_REQUIRED TASK_. Every record that follows must be duplicated exactly, with images left out.

_DATA PROVIDED_.
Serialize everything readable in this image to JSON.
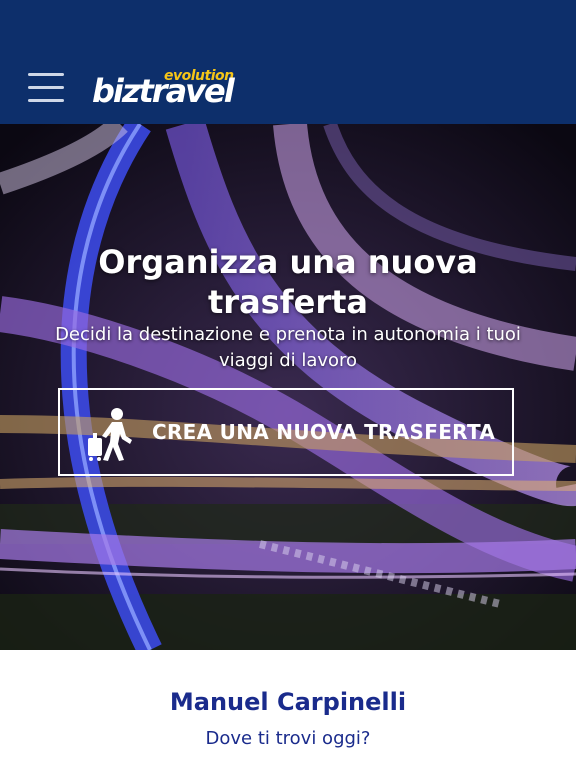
{
  "header": {
    "logo_main": "biztravel",
    "logo_sub": "evolution"
  },
  "hero": {
    "title": "Organizza una nuova trasferta",
    "subtitle": "Decidi la destinazione e prenota in autonomia i tuoi viaggi di lavoro",
    "cta_label": "CREA UNA NUOVA TRASFERTA",
    "cta_icon": "traveler-with-suitcase-icon"
  },
  "user": {
    "name": "Manuel Carpinelli",
    "question": "Dove ti trovi oggi?"
  },
  "colors": {
    "header_bg": "#0d2f6b",
    "logo_accent": "#f5c518",
    "user_text": "#1a2b8c"
  }
}
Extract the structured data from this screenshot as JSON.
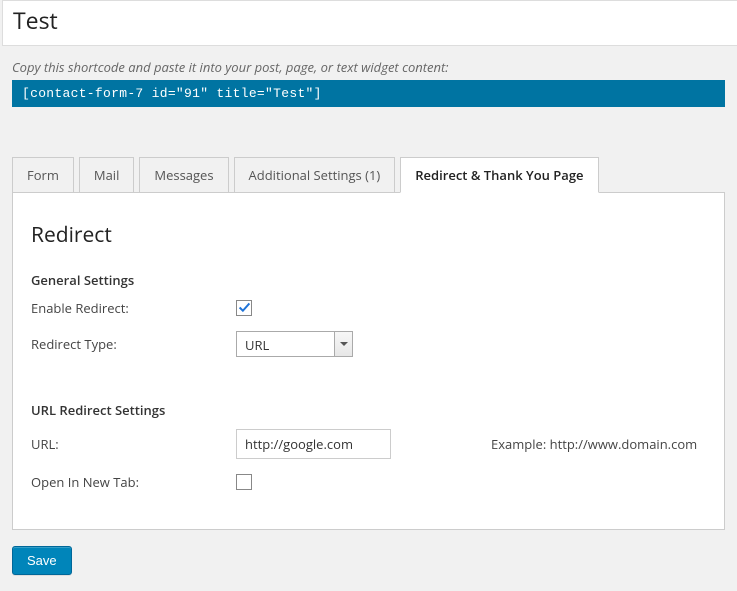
{
  "title": "Test",
  "shortcode": {
    "description": "Copy this shortcode and paste it into your post, page, or text widget content:",
    "code": "[contact-form-7 id=\"91\" title=\"Test\"]"
  },
  "tabs": {
    "form": "Form",
    "mail": "Mail",
    "messages": "Messages",
    "additional": "Additional Settings (1)",
    "redirect": "Redirect & Thank You Page"
  },
  "panel": {
    "heading": "Redirect",
    "general": {
      "title": "General Settings",
      "enable_label": "Enable Redirect:",
      "enable_checked": true,
      "type_label": "Redirect Type:",
      "type_value": "URL"
    },
    "url_settings": {
      "title": "URL Redirect Settings",
      "url_label": "URL:",
      "url_value": "http://google.com",
      "url_example": "Example: http://www.domain.com",
      "newtab_label": "Open In New Tab:",
      "newtab_checked": false
    }
  },
  "save_label": "Save"
}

_FINAL RESULT_.
Serialize everything readable in this image to JSON.
{
  "header": {
    "logo_main": "biztravel",
    "logo_sub": "evolution"
  },
  "hero": {
    "title": "Organizza una nuova trasferta",
    "subtitle": "Decidi la destinazione e prenota in autonomia i tuoi viaggi di lavoro",
    "cta_label": "CREA UNA NUOVA TRASFERTA",
    "cta_icon": "traveler-with-suitcase-icon"
  },
  "user": {
    "name": "Manuel Carpinelli",
    "question": "Dove ti trovi oggi?"
  },
  "colors": {
    "header_bg": "#0d2f6b",
    "logo_accent": "#f5c518",
    "user_text": "#1a2b8c"
  }
}
Extract the structured data from this screenshot as JSON.
{
  "title": "Test",
  "shortcode": {
    "description": "Copy this shortcode and paste it into your post, page, or text widget content:",
    "code": "[contact-form-7 id=\"91\" title=\"Test\"]"
  },
  "tabs": {
    "form": "Form",
    "mail": "Mail",
    "messages": "Messages",
    "additional": "Additional Settings (1)",
    "redirect": "Redirect & Thank You Page"
  },
  "panel": {
    "heading": "Redirect",
    "general": {
      "title": "General Settings",
      "enable_label": "Enable Redirect:",
      "enable_checked": true,
      "type_label": "Redirect Type:",
      "type_value": "URL"
    },
    "url_settings": {
      "title": "URL Redirect Settings",
      "url_label": "URL:",
      "url_value": "http://google.com",
      "url_example": "Example: http://www.domain.com",
      "newtab_label": "Open In New Tab:",
      "newtab_checked": false
    }
  },
  "save_label": "Save"
}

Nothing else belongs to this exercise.